• **Task input**:

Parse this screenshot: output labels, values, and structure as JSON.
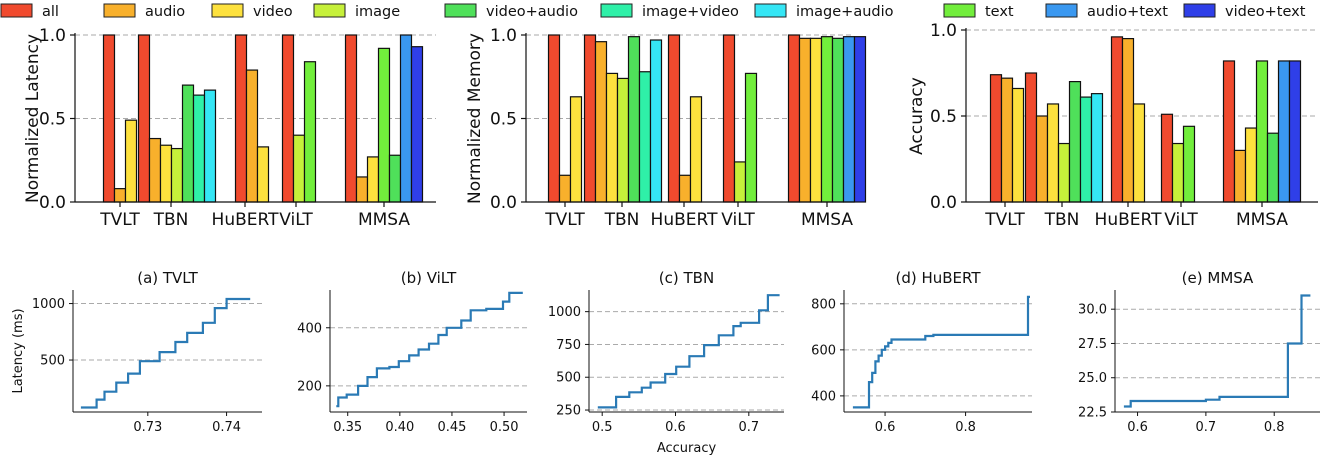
{
  "legend": [
    {
      "name": "all",
      "color": "#f04a2e"
    },
    {
      "name": "audio",
      "color": "#f8b02c"
    },
    {
      "name": "video",
      "color": "#fde13e"
    },
    {
      "name": "image",
      "color": "#c6f03a"
    },
    {
      "name": "video+audio",
      "color": "#4fe05a"
    },
    {
      "name": "image+video",
      "color": "#2ff0a8"
    },
    {
      "name": "image+audio",
      "color": "#35e6f5"
    },
    {
      "name": "text",
      "color": "#72ee3c"
    },
    {
      "name": "audio+text",
      "color": "#3a98f0"
    },
    {
      "name": "video+text",
      "color": "#2f3fe8"
    }
  ],
  "chart_data": [
    {
      "type": "bar",
      "ylabel": "Normalized Latency",
      "ylim": [
        0,
        1.0
      ],
      "yticks": [
        "0.0",
        "0.5",
        "1.0"
      ],
      "grid": "horizontal dashed at 0.5 and 1.0",
      "categories": [
        "TVLT",
        "TBN",
        "HuBERT",
        "ViLT",
        "MMSA"
      ],
      "groups": [
        {
          "category": "TVLT",
          "bars": [
            {
              "series": "all",
              "value": 1.0
            },
            {
              "series": "audio",
              "value": 0.08
            },
            {
              "series": "video",
              "value": 0.49
            }
          ]
        },
        {
          "category": "TBN",
          "bars": [
            {
              "series": "all",
              "value": 1.0
            },
            {
              "series": "audio",
              "value": 0.38
            },
            {
              "series": "video",
              "value": 0.34
            },
            {
              "series": "image",
              "value": 0.32
            },
            {
              "series": "video+audio",
              "value": 0.7
            },
            {
              "series": "image+video",
              "value": 0.64
            },
            {
              "series": "image+audio",
              "value": 0.67
            }
          ]
        },
        {
          "category": "HuBERT",
          "bars": [
            {
              "series": "all",
              "value": 1.0
            },
            {
              "series": "audio",
              "value": 0.79
            },
            {
              "series": "video",
              "value": 0.33
            }
          ]
        },
        {
          "category": "ViLT",
          "bars": [
            {
              "series": "all",
              "value": 1.0
            },
            {
              "series": "image",
              "value": 0.4
            },
            {
              "series": "text",
              "value": 0.84
            }
          ]
        },
        {
          "category": "MMSA",
          "bars": [
            {
              "series": "all",
              "value": 1.0
            },
            {
              "series": "audio",
              "value": 0.15
            },
            {
              "series": "video",
              "value": 0.27
            },
            {
              "series": "text",
              "value": 0.92
            },
            {
              "series": "video+audio",
              "value": 0.28
            },
            {
              "series": "audio+text",
              "value": 1.0
            },
            {
              "series": "video+text",
              "value": 0.93
            }
          ]
        }
      ]
    },
    {
      "type": "bar",
      "ylabel": "Normalized Memory",
      "ylim": [
        0,
        1.0
      ],
      "yticks": [
        "0.0",
        "0.5",
        "1.0"
      ],
      "grid": "horizontal dashed at 0.5 and 1.0",
      "categories": [
        "TVLT",
        "TBN",
        "HuBERT",
        "ViLT",
        "MMSA"
      ],
      "groups": [
        {
          "category": "TVLT",
          "bars": [
            {
              "series": "all",
              "value": 1.0
            },
            {
              "series": "audio",
              "value": 0.16
            },
            {
              "series": "video",
              "value": 0.63
            }
          ]
        },
        {
          "category": "TBN",
          "bars": [
            {
              "series": "all",
              "value": 1.0
            },
            {
              "series": "audio",
              "value": 0.96
            },
            {
              "series": "video",
              "value": 0.77
            },
            {
              "series": "image",
              "value": 0.74
            },
            {
              "series": "video+audio",
              "value": 0.99
            },
            {
              "series": "image+video",
              "value": 0.78
            },
            {
              "series": "image+audio",
              "value": 0.97
            }
          ]
        },
        {
          "category": "HuBERT",
          "bars": [
            {
              "series": "all",
              "value": 1.0
            },
            {
              "series": "audio",
              "value": 0.16
            },
            {
              "series": "video",
              "value": 0.63
            }
          ]
        },
        {
          "category": "ViLT",
          "bars": [
            {
              "series": "all",
              "value": 1.0
            },
            {
              "series": "image",
              "value": 0.24
            },
            {
              "series": "text",
              "value": 0.77
            }
          ]
        },
        {
          "category": "MMSA",
          "bars": [
            {
              "series": "all",
              "value": 1.0
            },
            {
              "series": "audio",
              "value": 0.98
            },
            {
              "series": "video",
              "value": 0.98
            },
            {
              "series": "text",
              "value": 0.99
            },
            {
              "series": "video+audio",
              "value": 0.98
            },
            {
              "series": "audio+text",
              "value": 0.99
            },
            {
              "series": "video+text",
              "value": 0.99
            }
          ]
        }
      ]
    },
    {
      "type": "bar",
      "ylabel": "Accuracy",
      "ylim": [
        0,
        1.0
      ],
      "yticks": [
        "0.0",
        "0.5",
        "1.0"
      ],
      "grid": "horizontal dashed at 0.5 and 1.0",
      "categories": [
        "TVLT",
        "TBN",
        "HuBERT",
        "ViLT",
        "MMSA"
      ],
      "groups": [
        {
          "category": "TVLT",
          "bars": [
            {
              "series": "all",
              "value": 0.74
            },
            {
              "series": "audio",
              "value": 0.72
            },
            {
              "series": "video",
              "value": 0.66
            }
          ]
        },
        {
          "category": "TBN",
          "bars": [
            {
              "series": "all",
              "value": 0.75
            },
            {
              "series": "audio",
              "value": 0.5
            },
            {
              "series": "video",
              "value": 0.57
            },
            {
              "series": "image",
              "value": 0.34
            },
            {
              "series": "video+audio",
              "value": 0.7
            },
            {
              "series": "image+video",
              "value": 0.61
            },
            {
              "series": "image+audio",
              "value": 0.63
            }
          ]
        },
        {
          "category": "HuBERT",
          "bars": [
            {
              "series": "all",
              "value": 0.96
            },
            {
              "series": "audio",
              "value": 0.95
            },
            {
              "series": "video",
              "value": 0.57
            }
          ]
        },
        {
          "category": "ViLT",
          "bars": [
            {
              "series": "all",
              "value": 0.51
            },
            {
              "series": "image",
              "value": 0.34
            },
            {
              "series": "text",
              "value": 0.44
            }
          ]
        },
        {
          "category": "MMSA",
          "bars": [
            {
              "series": "all",
              "value": 0.82
            },
            {
              "series": "audio",
              "value": 0.3
            },
            {
              "series": "video",
              "value": 0.43
            },
            {
              "series": "text",
              "value": 0.82
            },
            {
              "series": "video+audio",
              "value": 0.4
            },
            {
              "series": "audio+text",
              "value": 0.82
            },
            {
              "series": "video+text",
              "value": 0.82
            }
          ]
        }
      ]
    },
    {
      "type": "line",
      "title": "(a) TVLT",
      "xlabel": "",
      "ylabel": "Latency (ms)",
      "xlim": [
        0.7205,
        0.7445
      ],
      "ylim": [
        40,
        1120
      ],
      "xticks": [
        0.73,
        0.74
      ],
      "xtick_labels": [
        "0.73",
        "0.74"
      ],
      "yticks": [
        500,
        1000
      ],
      "ytick_labels": [
        "500",
        "1000"
      ],
      "line_color": "#2a7ab5",
      "x": [
        0.7215,
        0.7235,
        0.7235,
        0.7245,
        0.7245,
        0.726,
        0.726,
        0.7275,
        0.7275,
        0.729,
        0.729,
        0.7315,
        0.7315,
        0.7335,
        0.7335,
        0.735,
        0.735,
        0.737,
        0.737,
        0.7385,
        0.7385,
        0.74,
        0.74,
        0.743
      ],
      "y": [
        80,
        80,
        150,
        150,
        220,
        220,
        300,
        300,
        380,
        380,
        490,
        490,
        570,
        570,
        660,
        660,
        740,
        740,
        830,
        830,
        960,
        960,
        1040,
        1040
      ]
    },
    {
      "type": "line",
      "title": "(b) ViLT",
      "xlabel": "",
      "ylabel": "",
      "xlim": [
        0.333,
        0.522
      ],
      "ylim": [
        110,
        530
      ],
      "xticks": [
        0.35,
        0.4,
        0.45,
        0.5
      ],
      "xtick_labels": [
        "0.35",
        "0.40",
        "0.45",
        "0.50"
      ],
      "yticks": [
        200,
        400
      ],
      "ytick_labels": [
        "200",
        "400"
      ],
      "line_color": "#2a7ab5",
      "x": [
        0.339,
        0.341,
        0.341,
        0.349,
        0.349,
        0.36,
        0.36,
        0.369,
        0.369,
        0.378,
        0.378,
        0.39,
        0.39,
        0.399,
        0.399,
        0.409,
        0.409,
        0.418,
        0.418,
        0.428,
        0.428,
        0.437,
        0.437,
        0.445,
        0.445,
        0.459,
        0.459,
        0.468,
        0.468,
        0.483,
        0.483,
        0.499,
        0.499,
        0.505,
        0.505,
        0.518
      ],
      "y": [
        130,
        130,
        160,
        160,
        170,
        170,
        200,
        200,
        230,
        230,
        260,
        260,
        265,
        265,
        285,
        285,
        305,
        305,
        325,
        325,
        345,
        345,
        375,
        375,
        400,
        400,
        425,
        425,
        460,
        460,
        465,
        465,
        490,
        490,
        520,
        520
      ]
    },
    {
      "type": "line",
      "title": "(c) TBN",
      "xlabel": "Accuracy",
      "ylabel": "",
      "xlim": [
        0.482,
        0.748
      ],
      "ylim": [
        235,
        1165
      ],
      "xticks": [
        0.5,
        0.6,
        0.7
      ],
      "xtick_labels": [
        "0.5",
        "0.6",
        "0.7"
      ],
      "yticks": [
        250,
        500,
        750,
        1000
      ],
      "ytick_labels": [
        "250",
        "500",
        "750",
        "1000"
      ],
      "line_color": "#2a7ab5",
      "x": [
        0.494,
        0.519,
        0.519,
        0.537,
        0.537,
        0.554,
        0.554,
        0.566,
        0.566,
        0.586,
        0.586,
        0.601,
        0.601,
        0.619,
        0.619,
        0.639,
        0.639,
        0.659,
        0.659,
        0.679,
        0.679,
        0.689,
        0.689,
        0.714,
        0.714,
        0.726,
        0.726,
        0.742
      ],
      "y": [
        270,
        270,
        350,
        350,
        385,
        385,
        420,
        420,
        460,
        460,
        525,
        525,
        580,
        580,
        660,
        660,
        745,
        745,
        820,
        820,
        890,
        890,
        915,
        915,
        1010,
        1010,
        1125,
        1125
      ]
    },
    {
      "type": "line",
      "title": "(d) HuBERT",
      "xlabel": "",
      "ylabel": "",
      "xlim": [
        0.498,
        0.965
      ],
      "ylim": [
        330,
        860
      ],
      "xticks": [
        0.6,
        0.8
      ],
      "xtick_labels": [
        "0.6",
        "0.8"
      ],
      "yticks": [
        400,
        600,
        800
      ],
      "ytick_labels": [
        "400",
        "600",
        "800"
      ],
      "line_color": "#2a7ab5",
      "x": [
        0.52,
        0.56,
        0.56,
        0.568,
        0.568,
        0.576,
        0.576,
        0.584,
        0.584,
        0.592,
        0.592,
        0.6,
        0.6,
        0.608,
        0.608,
        0.616,
        0.616,
        0.7,
        0.7,
        0.72,
        0.72,
        0.955,
        0.955,
        0.96
      ],
      "y": [
        350,
        350,
        460,
        460,
        500,
        500,
        550,
        550,
        575,
        575,
        600,
        600,
        615,
        615,
        630,
        630,
        645,
        645,
        660,
        660,
        665,
        665,
        830,
        830
      ]
    },
    {
      "type": "line",
      "title": "(e) MMSA",
      "xlabel": "",
      "ylabel": "",
      "xlim": [
        0.567,
        0.867
      ],
      "ylim": [
        22.5,
        31.4
      ],
      "xticks": [
        0.6,
        0.7,
        0.8
      ],
      "xtick_labels": [
        "0.6",
        "0.7",
        "0.8"
      ],
      "yticks": [
        22.5,
        25.0,
        27.5,
        30.0
      ],
      "ytick_labels": [
        "22.5",
        "25.0",
        "27.5",
        "30.0"
      ],
      "line_color": "#2a7ab5",
      "x": [
        0.58,
        0.59,
        0.59,
        0.7,
        0.7,
        0.72,
        0.72,
        0.82,
        0.82,
        0.84,
        0.84,
        0.853
      ],
      "y": [
        22.9,
        22.9,
        23.3,
        23.3,
        23.4,
        23.4,
        23.6,
        23.6,
        27.5,
        27.5,
        31.0,
        31.0
      ]
    }
  ]
}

• **Your task**:
From the entries above, return each line with the word "name" in it.

• **Exercise result**:
      "name": "all",
      "name": "audio",
      "name": "video",
      "name": "image",
      "name": "video+audio",
      "name": "image+video",
      "name": "image+audio",
      "name": "text",
      "name": "audio+text",
      "name": "video+text",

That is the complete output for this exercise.